▶ _Instructions to follow_: Pictures excluded, retype the lines from the one containing "Serialize everything readable" through the last line of the data below, both included.

** Start of Listing **

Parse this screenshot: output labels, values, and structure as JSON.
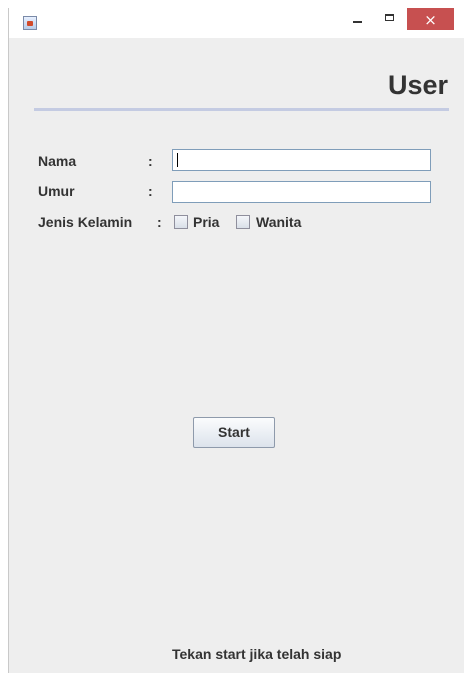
{
  "window": {
    "title": "",
    "app_icon": "java-app-icon",
    "controls": {
      "minimize": "minimize-icon",
      "maximize": "maximize-icon",
      "close": "×"
    }
  },
  "form": {
    "heading": "User",
    "nama_label": "Nama",
    "umur_label": "Umur",
    "gender_label": "Jenis Kelamin",
    "separator": ":",
    "nama_value": "",
    "umur_value": "",
    "gender_options": [
      {
        "label": "Pria",
        "checked": false
      },
      {
        "label": "Wanita",
        "checked": false
      }
    ],
    "start_button": "Start",
    "hint": "Tekan start jika telah siap"
  },
  "colors": {
    "close_button": "#c75050",
    "background": "#eeeeee",
    "heading_rule": "#c4cbe2"
  }
}
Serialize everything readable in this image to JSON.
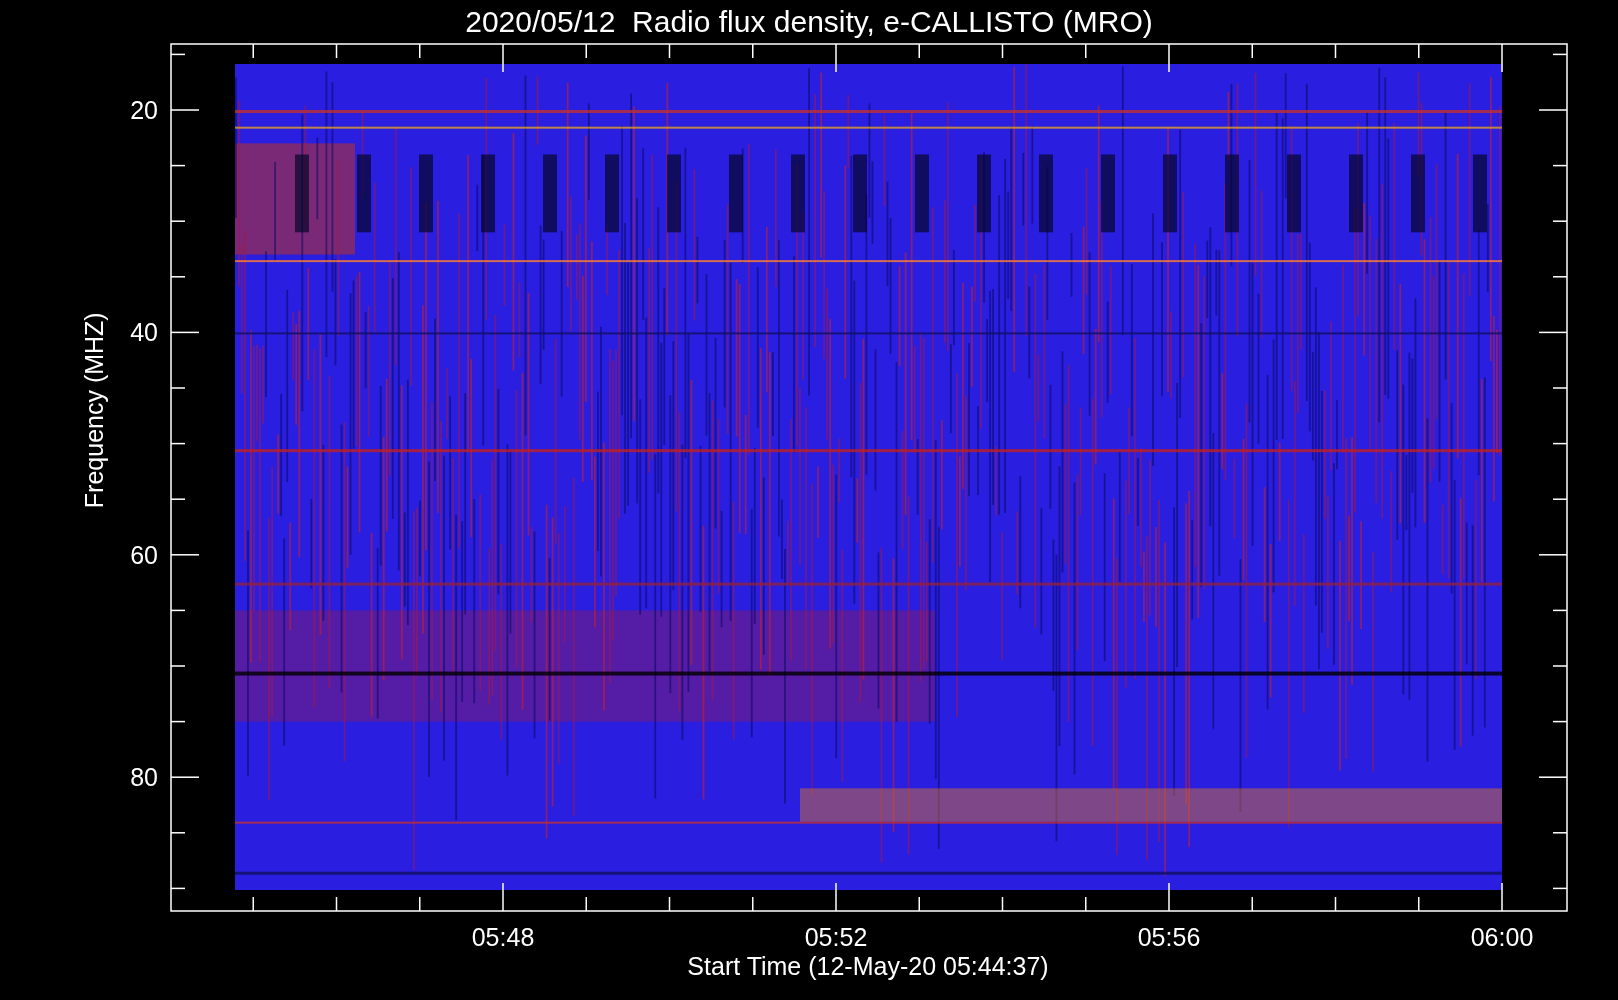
{
  "title": "2020/05/12  Radio flux density, e-CALLISTO (MRO)",
  "y_axis": {
    "label": "Frequency (MHZ)",
    "ticks": [
      "20",
      "40",
      "60",
      "80"
    ]
  },
  "x_axis": {
    "label": "Start Time (12-May-20 05:44:37)",
    "ticks": [
      "05:48",
      "05:52",
      "05:56",
      "06:00"
    ]
  }
}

** End of Listing **

▶ _Answer to the problem_:
Serialize everything readable in this image to JSON.
{
  "title": "2020/05/12  Radio flux density, e-CALLISTO (MRO)",
  "y_axis": {
    "label": "Frequency (MHZ)",
    "ticks": [
      "20",
      "40",
      "60",
      "80"
    ]
  },
  "x_axis": {
    "label": "Start Time (12-May-20 05:44:37)",
    "ticks": [
      "05:48",
      "05:52",
      "05:56",
      "06:00"
    ]
  }
}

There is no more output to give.